WHAT TO PRODUCE: Could you print every line of the material below character for character, leaving the pictures out?

Records drawn from a data source:
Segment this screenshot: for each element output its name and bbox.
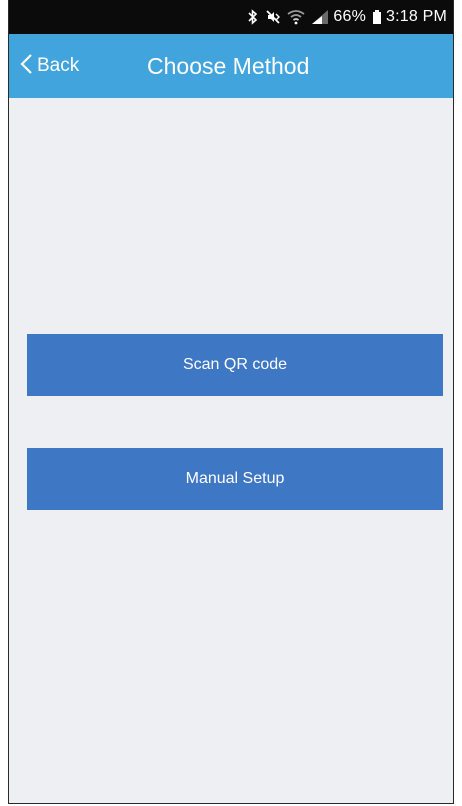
battery-percent: 66% <box>333 8 366 25</box>
chevron-left-icon <box>19 53 33 80</box>
phone-screen: 66% 3:18 PM Back Choose Method Scan QR c… <box>8 0 454 804</box>
nav-bar: Back Choose Method <box>9 34 453 98</box>
status-bar: 66% 3:18 PM <box>9 0 453 34</box>
signal-icon <box>311 9 329 25</box>
battery-icon <box>372 9 382 25</box>
bluetooth-icon <box>247 9 259 25</box>
status-time: 3:18 PM <box>386 8 447 25</box>
manual-setup-button[interactable]: Manual Setup <box>27 448 443 510</box>
scan-qr-code-button[interactable]: Scan QR code <box>27 334 443 396</box>
page-title: Choose Method <box>147 53 310 79</box>
back-label: Back <box>37 55 80 76</box>
wifi-icon <box>287 9 305 25</box>
back-button[interactable]: Back <box>19 34 79 98</box>
mute-icon <box>265 9 281 25</box>
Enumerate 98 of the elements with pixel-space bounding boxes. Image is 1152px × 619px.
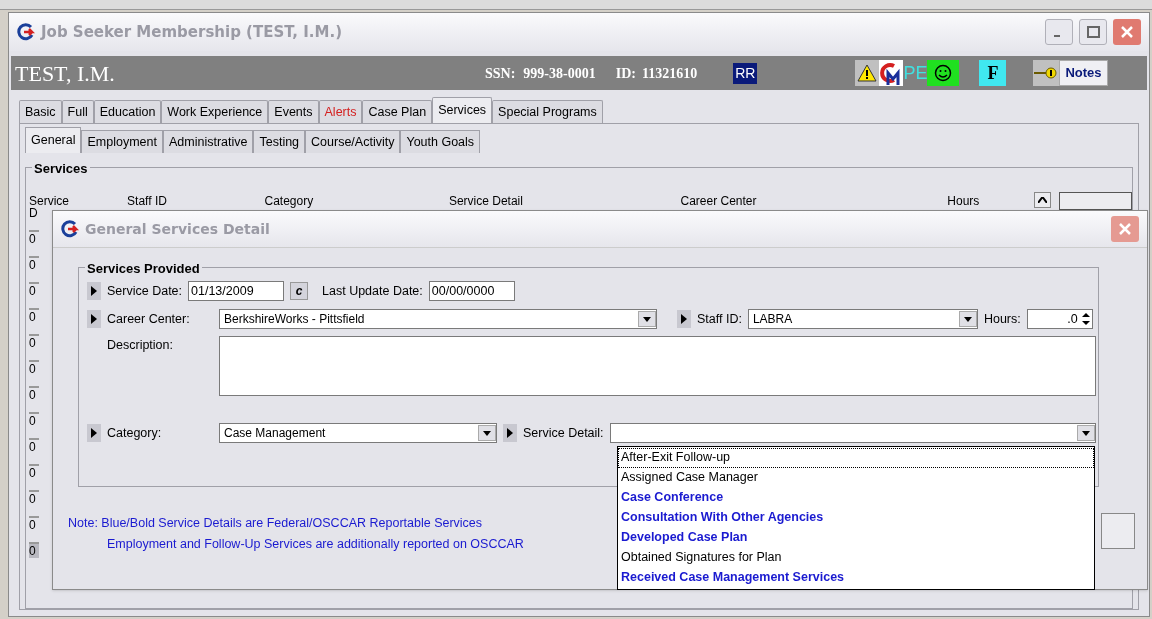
expand-button[interactable]	[87, 424, 101, 442]
note-text: Note: Blue/Bold Service Details are Federal/OSCCAR Reportable Services	[68, 515, 483, 532]
app-logo-icon	[61, 220, 79, 238]
expand-button[interactable]	[503, 424, 517, 442]
maximize-icon[interactable]	[1084, 23, 1102, 41]
table-cell[interactable]: 0	[29, 256, 39, 272]
id-value: 11321610	[641, 64, 698, 83]
table-cell[interactable]: 0	[29, 386, 39, 402]
column-header: Hours	[947, 193, 981, 206]
calendar-button[interactable]: c	[290, 282, 309, 300]
field-label: Hours:	[983, 310, 1021, 328]
dropdown-option[interactable]: Received Case Management Services	[618, 568, 1094, 588]
field-label: Service Date:	[107, 282, 183, 300]
column-header: Service Detail	[448, 193, 524, 206]
category-dropdown[interactable]: Case Management	[219, 423, 497, 443]
tab[interactable]: Alerts	[318, 100, 363, 123]
tab[interactable]: Basic	[19, 100, 62, 123]
triangle-icon[interactable]	[91, 286, 97, 296]
field-label: Staff ID:	[697, 310, 742, 328]
table-cell[interactable]: 0	[29, 490, 39, 506]
notes-button[interactable]: Notes	[1059, 60, 1108, 86]
rr-badge[interactable]: RR	[733, 62, 758, 84]
side-button[interactable]	[1101, 513, 1135, 549]
table-cell[interactable]: 0	[29, 438, 39, 454]
subtab[interactable]: Administrative	[162, 130, 254, 153]
column-header: D	[29, 206, 39, 220]
warning-icon[interactable]	[855, 60, 880, 86]
subtab[interactable]: General	[25, 127, 82, 153]
field-label: Service Detail:	[523, 424, 604, 442]
window-title: Job Seeker Membership (TEST, I.M.)	[41, 21, 344, 43]
field-label: Description:	[107, 337, 174, 354]
date-field[interactable]: 01/13/2009	[188, 281, 285, 301]
tab[interactable]: Full	[61, 100, 94, 123]
ssn-value: 999-38-0001	[523, 64, 596, 83]
side-button[interactable]	[1059, 192, 1132, 210]
table-cell[interactable]: 0	[29, 360, 39, 376]
triangle-icon[interactable]	[91, 314, 97, 324]
hours-spinner[interactable]: .0	[1026, 309, 1093, 329]
note-text: Employment and Follow-Up Services are additionally reported on OSCCAR	[106, 536, 524, 553]
expand-button[interactable]	[87, 282, 101, 300]
subtab[interactable]: Employment	[81, 130, 163, 153]
tab[interactable]: Work Experience	[161, 100, 269, 123]
dropdown-option[interactable]: Obtained Signatures for Plan	[618, 548, 1094, 568]
dropdown-option[interactable]: Developed Case Plan	[618, 528, 1094, 548]
down-arrow-icon[interactable]	[483, 430, 491, 436]
field-label: Category:	[107, 424, 163, 442]
app-logo-icon	[17, 23, 35, 41]
key-icon[interactable]	[1033, 60, 1060, 86]
tab[interactable]: Events	[268, 100, 319, 123]
cm-logo-icon[interactable]	[879, 60, 904, 86]
career-center-dropdown[interactable]: BerkshireWorks - Pittsfield	[219, 309, 657, 329]
table-cell[interactable]: 0	[29, 542, 39, 558]
ssn-label: SSN:	[485, 64, 516, 83]
subtab[interactable]: Testing	[253, 130, 306, 153]
down-arrow-icon[interactable]	[1082, 430, 1090, 436]
column-header: Staff ID	[127, 193, 168, 206]
dropdown-option[interactable]: After-Exit Follow-up	[618, 448, 1094, 468]
column-header: Category	[264, 193, 315, 206]
date-field[interactable]: 00/00/0000	[428, 281, 515, 301]
description-field[interactable]	[219, 336, 1096, 396]
triangle-icon[interactable]	[681, 314, 687, 324]
subtab[interactable]: Course/Activity	[305, 130, 401, 153]
field-label: Career Center:	[107, 310, 191, 328]
down-arrow-icon[interactable]	[643, 316, 651, 322]
tab[interactable]: Services	[432, 97, 493, 123]
dialog-title: General Services Detail	[85, 219, 271, 239]
table-cell[interactable]: 0	[29, 282, 39, 298]
expand-button[interactable]	[677, 310, 691, 328]
smiley-icon[interactable]	[927, 60, 960, 86]
dropdown-option[interactable]: Assigned Case Manager	[618, 468, 1094, 488]
triangle-icon[interactable]	[91, 428, 97, 438]
f-badge[interactable]: F	[979, 60, 1007, 86]
subtab[interactable]: Youth Goals	[400, 130, 481, 153]
tab[interactable]: Special Programs	[492, 100, 603, 123]
person-name: TEST, I.M.	[15, 59, 116, 88]
dropdown-option[interactable]: Case Conference	[618, 488, 1094, 508]
maximize-button[interactable]	[1079, 19, 1107, 45]
table-cell[interactable]: 0	[29, 308, 39, 324]
expand-button[interactable]	[87, 310, 101, 328]
table-cell[interactable]: 0	[29, 412, 39, 428]
table-cell[interactable]: 0	[29, 230, 39, 246]
table-cell[interactable]: 0	[29, 516, 39, 532]
triangle-icon[interactable]	[507, 428, 513, 438]
down-arrow-icon[interactable]	[963, 316, 972, 322]
scroll-up-button[interactable]	[1033, 192, 1052, 208]
column-header: Service	[29, 193, 70, 206]
field-label: Last Update Date:	[322, 282, 423, 300]
close-button[interactable]	[1113, 19, 1141, 45]
table-cell[interactable]: 0	[29, 334, 39, 350]
tab[interactable]: Education	[93, 100, 162, 123]
tab[interactable]: Case Plan	[362, 100, 433, 123]
service-detail-dropdown[interactable]	[609, 423, 1096, 443]
close-icon[interactable]	[1119, 24, 1135, 40]
dropdown-option[interactable]: Consultation With Other Agencies	[618, 508, 1094, 528]
column-header: Career Center	[680, 193, 758, 206]
id-label: ID:	[615, 64, 636, 83]
staff-id-dropdown[interactable]: LABRA	[747, 309, 978, 329]
table-cell[interactable]: 0	[29, 464, 39, 480]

THE RESULT:
Segment this screenshot: for each element output its name and bbox.
battery-percent: 66% <box>333 8 366 25</box>
chevron-left-icon <box>19 53 33 80</box>
phone-screen: 66% 3:18 PM Back Choose Method Scan QR c… <box>8 0 454 804</box>
nav-bar: Back Choose Method <box>9 34 453 98</box>
status-bar: 66% 3:18 PM <box>9 0 453 34</box>
signal-icon <box>311 9 329 25</box>
battery-icon <box>372 9 382 25</box>
bluetooth-icon <box>247 9 259 25</box>
status-time: 3:18 PM <box>386 8 447 25</box>
manual-setup-button[interactable]: Manual Setup <box>27 448 443 510</box>
scan-qr-code-button[interactable]: Scan QR code <box>27 334 443 396</box>
page-title: Choose Method <box>147 53 310 79</box>
back-label: Back <box>37 55 80 76</box>
wifi-icon <box>287 9 305 25</box>
back-button[interactable]: Back <box>19 34 79 98</box>
mute-icon <box>265 9 281 25</box>
Enumerate 98 of the elements with pixel-space bounding boxes. Image is 1152px × 619px.
expand-button[interactable]	[87, 424, 101, 442]
note-text: Note: Blue/Bold Service Details are Federal/OSCCAR Reportable Services	[68, 515, 483, 532]
app-logo-icon	[61, 220, 79, 238]
expand-button[interactable]	[503, 424, 517, 442]
maximize-icon[interactable]	[1084, 23, 1102, 41]
table-cell[interactable]: 0	[29, 256, 39, 272]
id-value: 11321610	[641, 64, 698, 83]
table-cell[interactable]: 0	[29, 386, 39, 402]
column-header: Hours	[947, 193, 981, 206]
calendar-button[interactable]: c	[290, 282, 309, 300]
field-label: Hours:	[983, 310, 1021, 328]
dropdown-option[interactable]: Received Case Management Services	[618, 568, 1094, 588]
field-label: Service Date:	[107, 282, 183, 300]
column-header: Service Detail	[448, 193, 524, 206]
category-dropdown[interactable]: Case Management	[219, 423, 497, 443]
tab[interactable]: Alerts	[318, 100, 363, 123]
tab[interactable]: Basic	[19, 100, 62, 123]
triangle-icon[interactable]	[91, 286, 97, 296]
field-label: Staff ID:	[697, 310, 742, 328]
table-cell[interactable]: 0	[29, 490, 39, 506]
notes-button[interactable]: Notes	[1059, 60, 1108, 86]
rr-badge[interactable]: RR	[733, 62, 758, 84]
side-button[interactable]	[1101, 513, 1135, 549]
table-cell[interactable]: 0	[29, 438, 39, 454]
subtab[interactable]: Administrative	[162, 130, 254, 153]
column-header: D	[29, 206, 39, 220]
warning-icon[interactable]	[855, 60, 880, 86]
subtab[interactable]: General	[25, 127, 82, 153]
field-label: Service Detail:	[523, 424, 604, 442]
window-title: Job Seeker Membership (TEST, I.M.)	[41, 21, 344, 43]
field-label: Description:	[107, 337, 174, 354]
date-field[interactable]: 01/13/2009	[188, 281, 285, 301]
tab[interactable]: Full	[61, 100, 94, 123]
ssn-value: 999-38-0001	[523, 64, 596, 83]
side-button[interactable]	[1059, 192, 1132, 210]
table-cell[interactable]: 0	[29, 360, 39, 376]
triangle-icon[interactable]	[91, 314, 97, 324]
hours-spinner[interactable]: .0	[1026, 309, 1093, 329]
note-text: Employment and Follow-Up Services are additionally reported on OSCCAR	[106, 536, 524, 553]
expand-button[interactable]	[87, 282, 101, 300]
subtab[interactable]: Employment	[81, 130, 163, 153]
tab[interactable]: Work Experience	[161, 100, 269, 123]
dropdown-option[interactable]: Obtained Signatures for Plan	[618, 548, 1094, 568]
dropdown-option[interactable]: Developed Case Plan	[618, 528, 1094, 548]
down-arrow-icon[interactable]	[483, 430, 491, 436]
field-label: Category:	[107, 424, 163, 442]
app-logo-icon	[17, 23, 35, 41]
key-icon[interactable]	[1033, 60, 1060, 86]
tab[interactable]: Events	[268, 100, 319, 123]
cm-logo-icon[interactable]	[879, 60, 904, 86]
career-center-dropdown[interactable]: BerkshireWorks - Pittsfield	[219, 309, 657, 329]
table-cell[interactable]: 0	[29, 542, 39, 558]
ssn-label: SSN:	[485, 64, 516, 83]
subtab[interactable]: Testing	[253, 130, 306, 153]
down-arrow-icon[interactable]	[1082, 430, 1090, 436]
column-header: Staff ID	[127, 193, 168, 206]
dropdown-option[interactable]: After-Exit Follow-up	[618, 448, 1094, 468]
column-header: Category	[264, 193, 315, 206]
date-field[interactable]: 00/00/0000	[428, 281, 515, 301]
description-field[interactable]	[219, 336, 1096, 396]
triangle-icon[interactable]	[681, 314, 687, 324]
subtab[interactable]: Course/Activity	[305, 130, 401, 153]
field-label: Career Center:	[107, 310, 191, 328]
down-arrow-icon[interactable]	[643, 316, 651, 322]
tab[interactable]: Services	[432, 97, 493, 123]
dialog-title: General Services Detail	[85, 219, 271, 239]
table-cell[interactable]: 0	[29, 282, 39, 298]
expand-button[interactable]	[677, 310, 691, 328]
smiley-icon[interactable]	[927, 60, 960, 86]
dropdown-option[interactable]: Assigned Case Manager	[618, 468, 1094, 488]
triangle-icon[interactable]	[91, 428, 97, 438]
f-badge[interactable]: F	[979, 60, 1007, 86]
subtab[interactable]: Youth Goals	[400, 130, 481, 153]
tab[interactable]: Special Programs	[492, 100, 603, 123]
person-name: TEST, I.M.	[15, 59, 116, 88]
dropdown-option[interactable]: Case Conference	[618, 488, 1094, 508]
maximize-button[interactable]	[1079, 19, 1107, 45]
table-cell[interactable]: 0	[29, 308, 39, 324]
expand-button[interactable]	[87, 310, 101, 328]
table-cell[interactable]: 0	[29, 412, 39, 428]
table-cell[interactable]: 0	[29, 230, 39, 246]
table-cell[interactable]: 0	[29, 516, 39, 532]
triangle-icon[interactable]	[507, 428, 513, 438]
down-arrow-icon[interactable]	[963, 316, 972, 322]
scroll-up-button[interactable]	[1033, 192, 1052, 208]
column-header: Service	[29, 193, 70, 206]
field-label: Last Update Date:	[322, 282, 423, 300]
close-button[interactable]	[1113, 19, 1141, 45]
table-cell[interactable]: 0	[29, 334, 39, 350]
tab[interactable]: Education	[93, 100, 162, 123]
tab[interactable]: Case Plan	[362, 100, 433, 123]
service-detail-dropdown[interactable]	[609, 423, 1096, 443]
close-icon[interactable]	[1119, 24, 1135, 40]
dropdown-option[interactable]: Consultation With Other Agencies	[618, 508, 1094, 528]
column-header: Career Center	[680, 193, 758, 206]
id-label: ID:	[615, 64, 636, 83]
staff-id-dropdown[interactable]: LABRA	[747, 309, 978, 329]
table-cell[interactable]: 0	[29, 464, 39, 480]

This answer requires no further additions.